Task prompt =
Will you give every entry again exactly as it stands?
──────── Stored records ────────
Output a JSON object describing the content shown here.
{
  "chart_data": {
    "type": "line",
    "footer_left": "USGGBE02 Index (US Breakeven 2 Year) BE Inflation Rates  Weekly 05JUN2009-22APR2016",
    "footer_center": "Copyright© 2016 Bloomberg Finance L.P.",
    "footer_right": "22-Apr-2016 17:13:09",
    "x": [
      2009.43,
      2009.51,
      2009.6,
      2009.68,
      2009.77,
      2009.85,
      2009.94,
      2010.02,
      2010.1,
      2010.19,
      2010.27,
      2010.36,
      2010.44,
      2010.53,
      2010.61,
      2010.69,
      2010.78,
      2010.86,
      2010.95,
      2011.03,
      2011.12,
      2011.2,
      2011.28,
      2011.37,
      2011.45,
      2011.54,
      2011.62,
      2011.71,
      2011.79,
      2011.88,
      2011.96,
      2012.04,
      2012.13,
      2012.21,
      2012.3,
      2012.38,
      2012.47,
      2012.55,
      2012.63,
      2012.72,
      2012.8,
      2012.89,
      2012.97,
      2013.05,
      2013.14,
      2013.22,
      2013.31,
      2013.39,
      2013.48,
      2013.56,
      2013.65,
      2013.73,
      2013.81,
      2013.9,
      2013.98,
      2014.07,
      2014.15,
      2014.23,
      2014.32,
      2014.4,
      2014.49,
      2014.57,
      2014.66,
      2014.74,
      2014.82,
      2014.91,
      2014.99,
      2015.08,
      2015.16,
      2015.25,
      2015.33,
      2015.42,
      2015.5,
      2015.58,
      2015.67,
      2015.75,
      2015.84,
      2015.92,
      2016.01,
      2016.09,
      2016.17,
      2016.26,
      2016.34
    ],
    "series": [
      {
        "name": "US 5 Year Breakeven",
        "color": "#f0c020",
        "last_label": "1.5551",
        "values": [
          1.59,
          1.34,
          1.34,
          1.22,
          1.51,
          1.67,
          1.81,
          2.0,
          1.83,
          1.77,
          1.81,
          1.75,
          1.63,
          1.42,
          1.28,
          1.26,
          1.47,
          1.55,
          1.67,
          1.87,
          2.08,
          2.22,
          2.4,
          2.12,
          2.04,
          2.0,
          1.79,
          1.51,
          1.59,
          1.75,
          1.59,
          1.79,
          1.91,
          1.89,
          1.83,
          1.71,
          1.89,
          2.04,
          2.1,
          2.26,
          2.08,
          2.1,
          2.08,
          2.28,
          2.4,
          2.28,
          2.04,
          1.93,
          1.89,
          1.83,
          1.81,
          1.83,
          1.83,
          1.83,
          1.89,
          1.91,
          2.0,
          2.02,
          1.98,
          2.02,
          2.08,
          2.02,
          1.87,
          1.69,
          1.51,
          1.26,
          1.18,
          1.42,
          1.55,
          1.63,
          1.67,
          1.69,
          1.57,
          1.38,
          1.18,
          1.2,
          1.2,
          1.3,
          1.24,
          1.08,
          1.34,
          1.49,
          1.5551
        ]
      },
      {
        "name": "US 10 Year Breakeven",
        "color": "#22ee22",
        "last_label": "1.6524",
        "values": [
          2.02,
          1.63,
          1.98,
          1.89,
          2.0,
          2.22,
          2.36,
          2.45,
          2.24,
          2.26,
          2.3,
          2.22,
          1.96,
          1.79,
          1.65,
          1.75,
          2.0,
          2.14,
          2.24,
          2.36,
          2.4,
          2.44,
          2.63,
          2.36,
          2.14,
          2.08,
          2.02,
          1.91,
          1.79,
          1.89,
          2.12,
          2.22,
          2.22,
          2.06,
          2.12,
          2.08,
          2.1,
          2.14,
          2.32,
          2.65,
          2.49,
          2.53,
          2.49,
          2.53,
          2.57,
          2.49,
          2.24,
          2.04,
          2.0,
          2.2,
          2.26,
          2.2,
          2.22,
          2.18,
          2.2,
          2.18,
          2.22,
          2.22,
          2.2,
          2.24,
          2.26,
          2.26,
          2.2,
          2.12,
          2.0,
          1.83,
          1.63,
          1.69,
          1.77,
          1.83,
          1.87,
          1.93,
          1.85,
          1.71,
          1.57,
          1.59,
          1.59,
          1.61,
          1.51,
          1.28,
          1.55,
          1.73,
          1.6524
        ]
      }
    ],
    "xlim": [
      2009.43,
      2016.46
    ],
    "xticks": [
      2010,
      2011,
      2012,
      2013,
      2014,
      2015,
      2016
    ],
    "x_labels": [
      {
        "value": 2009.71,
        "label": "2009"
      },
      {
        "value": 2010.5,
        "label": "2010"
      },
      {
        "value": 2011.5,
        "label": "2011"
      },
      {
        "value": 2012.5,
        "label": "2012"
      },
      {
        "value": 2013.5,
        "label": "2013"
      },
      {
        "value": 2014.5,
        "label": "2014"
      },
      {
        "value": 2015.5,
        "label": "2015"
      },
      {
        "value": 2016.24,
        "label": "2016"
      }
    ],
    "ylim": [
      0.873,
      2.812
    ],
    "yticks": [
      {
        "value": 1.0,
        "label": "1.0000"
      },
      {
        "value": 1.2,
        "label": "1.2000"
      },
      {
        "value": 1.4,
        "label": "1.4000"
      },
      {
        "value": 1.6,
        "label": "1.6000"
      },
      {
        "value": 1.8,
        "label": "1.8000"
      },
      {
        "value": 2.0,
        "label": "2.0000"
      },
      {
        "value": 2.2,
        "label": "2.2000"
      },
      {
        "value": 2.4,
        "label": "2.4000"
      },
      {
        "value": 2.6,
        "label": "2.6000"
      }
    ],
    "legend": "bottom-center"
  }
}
────────
Exercise answer =
Output a JSON object describing the content shown here.
{
  "chart_data": {
    "type": "line",
    "footer_left": "USGGBE02 Index (US Breakeven 2 Year) BE Inflation Rates  Weekly 05JUN2009-22APR2016",
    "footer_center": "Copyright© 2016 Bloomberg Finance L.P.",
    "footer_right": "22-Apr-2016 17:13:09",
    "x": [
      2009.43,
      2009.51,
      2009.6,
      2009.68,
      2009.77,
      2009.85,
      2009.94,
      2010.02,
      2010.1,
      2010.19,
      2010.27,
      2010.36,
      2010.44,
      2010.53,
      2010.61,
      2010.69,
      2010.78,
      2010.86,
      2010.95,
      2011.03,
      2011.12,
      2011.2,
      2011.28,
      2011.37,
      2011.45,
      2011.54,
      2011.62,
      2011.71,
      2011.79,
      2011.88,
      2011.96,
      2012.04,
      2012.13,
      2012.21,
      2012.3,
      2012.38,
      2012.47,
      2012.55,
      2012.63,
      2012.72,
      2012.8,
      2012.89,
      2012.97,
      2013.05,
      2013.14,
      2013.22,
      2013.31,
      2013.39,
      2013.48,
      2013.56,
      2013.65,
      2013.73,
      2013.81,
      2013.9,
      2013.98,
      2014.07,
      2014.15,
      2014.23,
      2014.32,
      2014.4,
      2014.49,
      2014.57,
      2014.66,
      2014.74,
      2014.82,
      2014.91,
      2014.99,
      2015.08,
      2015.16,
      2015.25,
      2015.33,
      2015.42,
      2015.5,
      2015.58,
      2015.67,
      2015.75,
      2015.84,
      2015.92,
      2016.01,
      2016.09,
      2016.17,
      2016.26,
      2016.34
    ],
    "series": [
      {
        "name": "US 5 Year Breakeven",
        "color": "#f0c020",
        "last_label": "1.5551",
        "values": [
          1.59,
          1.34,
          1.34,
          1.22,
          1.51,
          1.67,
          1.81,
          2.0,
          1.83,
          1.77,
          1.81,
          1.75,
          1.63,
          1.42,
          1.28,
          1.26,
          1.47,
          1.55,
          1.67,
          1.87,
          2.08,
          2.22,
          2.4,
          2.12,
          2.04,
          2.0,
          1.79,
          1.51,
          1.59,
          1.75,
          1.59,
          1.79,
          1.91,
          1.89,
          1.83,
          1.71,
          1.89,
          2.04,
          2.1,
          2.26,
          2.08,
          2.1,
          2.08,
          2.28,
          2.4,
          2.28,
          2.04,
          1.93,
          1.89,
          1.83,
          1.81,
          1.83,
          1.83,
          1.83,
          1.89,
          1.91,
          2.0,
          2.02,
          1.98,
          2.02,
          2.08,
          2.02,
          1.87,
          1.69,
          1.51,
          1.26,
          1.18,
          1.42,
          1.55,
          1.63,
          1.67,
          1.69,
          1.57,
          1.38,
          1.18,
          1.2,
          1.2,
          1.3,
          1.24,
          1.08,
          1.34,
          1.49,
          1.5551
        ]
      },
      {
        "name": "US 10 Year Breakeven",
        "color": "#22ee22",
        "last_label": "1.6524",
        "values": [
          2.02,
          1.63,
          1.98,
          1.89,
          2.0,
          2.22,
          2.36,
          2.45,
          2.24,
          2.26,
          2.3,
          2.22,
          1.96,
          1.79,
          1.65,
          1.75,
          2.0,
          2.14,
          2.24,
          2.36,
          2.4,
          2.44,
          2.63,
          2.36,
          2.14,
          2.08,
          2.02,
          1.91,
          1.79,
          1.89,
          2.12,
          2.22,
          2.22,
          2.06,
          2.12,
          2.08,
          2.1,
          2.14,
          2.32,
          2.65,
          2.49,
          2.53,
          2.49,
          2.53,
          2.57,
          2.49,
          2.24,
          2.04,
          2.0,
          2.2,
          2.26,
          2.2,
          2.22,
          2.18,
          2.2,
          2.18,
          2.22,
          2.22,
          2.2,
          2.24,
          2.26,
          2.26,
          2.2,
          2.12,
          2.0,
          1.83,
          1.63,
          1.69,
          1.77,
          1.83,
          1.87,
          1.93,
          1.85,
          1.71,
          1.57,
          1.59,
          1.59,
          1.61,
          1.51,
          1.28,
          1.55,
          1.73,
          1.6524
        ]
      }
    ],
    "xlim": [
      2009.43,
      2016.46
    ],
    "xticks": [
      2010,
      2011,
      2012,
      2013,
      2014,
      2015,
      2016
    ],
    "x_labels": [
      {
        "value": 2009.71,
        "label": "2009"
      },
      {
        "value": 2010.5,
        "label": "2010"
      },
      {
        "value": 2011.5,
        "label": "2011"
      },
      {
        "value": 2012.5,
        "label": "2012"
      },
      {
        "value": 2013.5,
        "label": "2013"
      },
      {
        "value": 2014.5,
        "label": "2014"
      },
      {
        "value": 2015.5,
        "label": "2015"
      },
      {
        "value": 2016.24,
        "label": "2016"
      }
    ],
    "ylim": [
      0.873,
      2.812
    ],
    "yticks": [
      {
        "value": 1.0,
        "label": "1.0000"
      },
      {
        "value": 1.2,
        "label": "1.2000"
      },
      {
        "value": 1.4,
        "label": "1.4000"
      },
      {
        "value": 1.6,
        "label": "1.6000"
      },
      {
        "value": 1.8,
        "label": "1.8000"
      },
      {
        "value": 2.0,
        "label": "2.0000"
      },
      {
        "value": 2.2,
        "label": "2.2000"
      },
      {
        "value": 2.4,
        "label": "2.4000"
      },
      {
        "value": 2.6,
        "label": "2.6000"
      }
    ],
    "legend": "bottom-center"
  }
}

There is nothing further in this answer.